● **INPUT FOR THIS TASK**

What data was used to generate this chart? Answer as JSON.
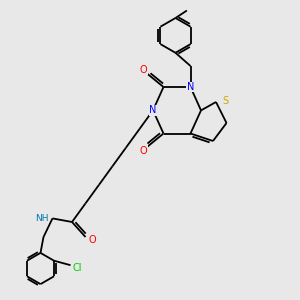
{
  "bg_color": "#e8e8e8",
  "bond_color": "#000000",
  "atom_colors": {
    "N": "#0000ff",
    "O": "#ff0000",
    "S": "#ccaa00",
    "Cl": "#00cc00",
    "NH": "#0077aa",
    "C": "#000000"
  },
  "figsize": [
    3.0,
    3.0
  ],
  "dpi": 100
}
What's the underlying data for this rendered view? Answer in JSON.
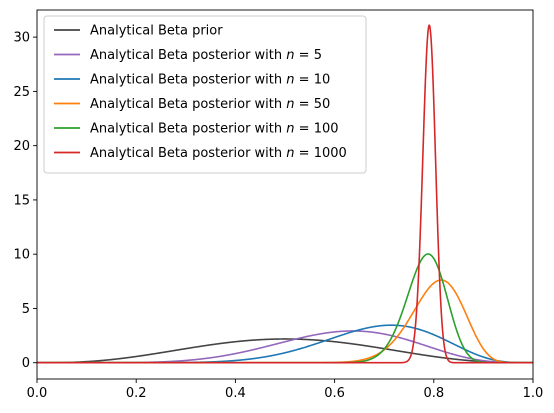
{
  "chart_data": {
    "type": "line",
    "title": "",
    "xlabel": "",
    "ylabel": "",
    "xlim": [
      0,
      1
    ],
    "ylim": [
      -1.5,
      32.5
    ],
    "grid": false,
    "legend_position": "top-left",
    "x_ticks": [
      0,
      0.2,
      0.4,
      0.6,
      0.8,
      1
    ],
    "x_tick_labels": [
      "0.0",
      "0.2",
      "0.4",
      "0.6",
      "0.8",
      "1.0"
    ],
    "y_ticks": [
      0,
      5,
      10,
      15,
      20,
      25,
      30
    ],
    "y_tick_labels": [
      "0",
      "5",
      "10",
      "15",
      "20",
      "25",
      "30"
    ],
    "series": [
      {
        "name": "Analytical Beta prior",
        "legend_prefix": "Analytical Beta prior",
        "legend_n": "",
        "color": "#444444",
        "alpha": 4,
        "beta": 4
      },
      {
        "name": "Analytical Beta posterior with n = 5",
        "legend_prefix": "Analytical Beta posterior with ",
        "legend_n": "5",
        "color": "#9467bd",
        "alpha": 8,
        "beta": 5
      },
      {
        "name": "Analytical Beta posterior with n = 10",
        "legend_prefix": "Analytical Beta posterior with ",
        "legend_n": "10",
        "color": "#1f77b4",
        "alpha": 11,
        "beta": 5
      },
      {
        "name": "Analytical Beta posterior with n = 50",
        "legend_prefix": "Analytical Beta posterior with ",
        "legend_n": "50",
        "color": "#ff7f0e",
        "alpha": 45,
        "beta": 11
      },
      {
        "name": "Analytical Beta posterior with n = 100",
        "legend_prefix": "Analytical Beta posterior with ",
        "legend_n": "100",
        "color": "#2ca02c",
        "alpha": 83,
        "beta": 23
      },
      {
        "name": "Analytical Beta posterior with n = 1000",
        "legend_prefix": "Analytical Beta posterior with ",
        "legend_n": "1000",
        "color": "#d62728",
        "alpha": 795,
        "beta": 211
      }
    ]
  }
}
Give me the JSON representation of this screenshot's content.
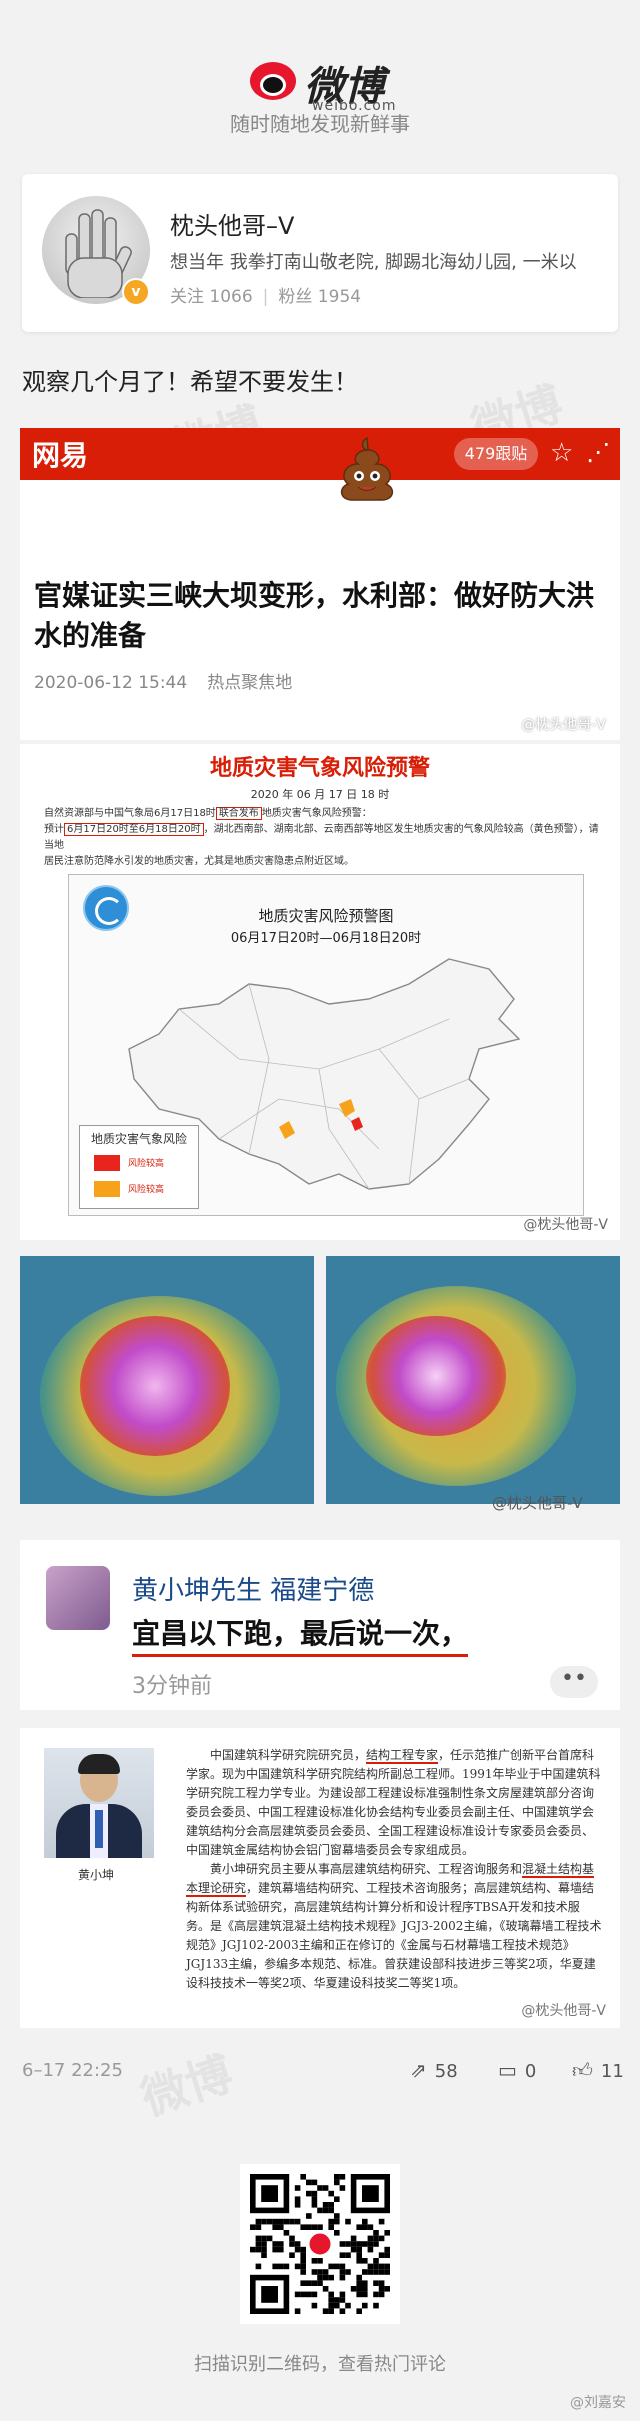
{
  "header": {
    "logo_text": "微博",
    "logo_sub": "weibo.com",
    "slogan": "随时随地发现新鲜事"
  },
  "profile": {
    "name": "枕头他哥–V",
    "bio": "想当年 我拳打南山敬老院, 脚踢北海幼儿园, 一米以",
    "following_label": "关注 1066",
    "followers_label": "粉丝 1954",
    "badge": "v"
  },
  "post": {
    "text": "观察几个月了！希望不要发生！"
  },
  "article": {
    "source_logo": "网易",
    "follow_count": "479跟贴",
    "title": "官媒证实三峡大坝变形，水利部：做好防大洪水的准备",
    "date": "2020-06-12 15:44",
    "category": "热点聚焦地",
    "watermark": "@枕头他哥-V",
    "accent": "#d81e06"
  },
  "warning": {
    "title": "地质灾害气象风险预警",
    "date": "2020 年 06 月 17 日 18 时",
    "body_line1_a": "自然资源部与中国气象局6月17日18时",
    "body_line1_hl": "联合发布",
    "body_line1_b": "地质灾害气象风险预警：",
    "body_line2_a": "预计",
    "body_line2_hl": "6月17日20时至6月18日20时",
    "body_line2_b": "，湖北西南部、湖南北部、云南西部等地区发生地质灾害的气象风险较高（黄色预警），请当地",
    "body_line3": "居民注意防范降水引发的地质灾害，尤其是地质灾害隐患点附近区域。",
    "map_title": "地质灾害风险预警图",
    "map_subtitle": "06月17日20时—06月18日20时",
    "legend_title": "地质灾害气象风险",
    "legend_items": [
      {
        "label": "风险较高",
        "color": "#e8251d"
      },
      {
        "label": "风险较高",
        "color": "#f7a21b"
      }
    ],
    "watermark": "@枕头他哥-V"
  },
  "weather": {
    "watermark": "@枕头他哥-V"
  },
  "comment": {
    "user": "黄小坤先生 福建宁德",
    "text": "宜昌以下跑，最后说一次，",
    "time": "3分钟前",
    "more": "••"
  },
  "bio": {
    "caption": "黄小坤",
    "para1_a": "中国建筑科学研究院研究员，",
    "para1_ul": "结构工程专家",
    "para1_b": "，任示范推广创新平台首席科学家。现为中国建筑科学研究院结构所副总工程师。1991年毕业于中国建筑科学研究院工程力学专业。为建设部工程建设标准强制性条文房屋建筑部分咨询委员会委员、中国工程建设标准化协会结构专业委员会副主任、中国建筑学会建筑结构分会高层建筑委员会委员、全国工程建设标准设计专家委员会委员、中国建筑金属结构协会铝门窗幕墙委员会专家组成员。",
    "para2_a": "黄小坤研究员主要从事高层建筑结构研究、工程咨询服务和",
    "para2_ul": "混凝土结构基本理论研究",
    "para2_b": "，建筑幕墙结构研究、工程技术咨询服务；高层建筑结构、幕墙结构新体系试验研究，高层建筑结构计算分析和设计程序TBSA开发和技术服务。是《高层建筑混凝土结构技术规程》JGJ3-2002主编，《玻璃幕墙工程技术规范》JGJ102-2003主编和正在修订的《金属与石材幕墙工程技术规范》JGJ133主编，参编多本规范、标准。曾获建设部科技进步三等奖2项，华夏建设科技技术一等奖2项、华夏建设科技奖二等奖1项。",
    "watermark": "@枕头他哥-V"
  },
  "actions": {
    "date": "6–17 22:25",
    "share_count": "58",
    "comment_count": "0",
    "like_count": "11"
  },
  "qr": {
    "caption": "扫描识别二维码，查看热门评论"
  },
  "corner_watermark": "@刘嘉安"
}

● **PROBLEM REQUIREMENTS**
Which lines hold the word "What"? Copy each of them from the records.

● **SOLUTION**
What data was used to generate this chart? Answer as JSON.
What's the underlying data for this rendered view? Answer in JSON.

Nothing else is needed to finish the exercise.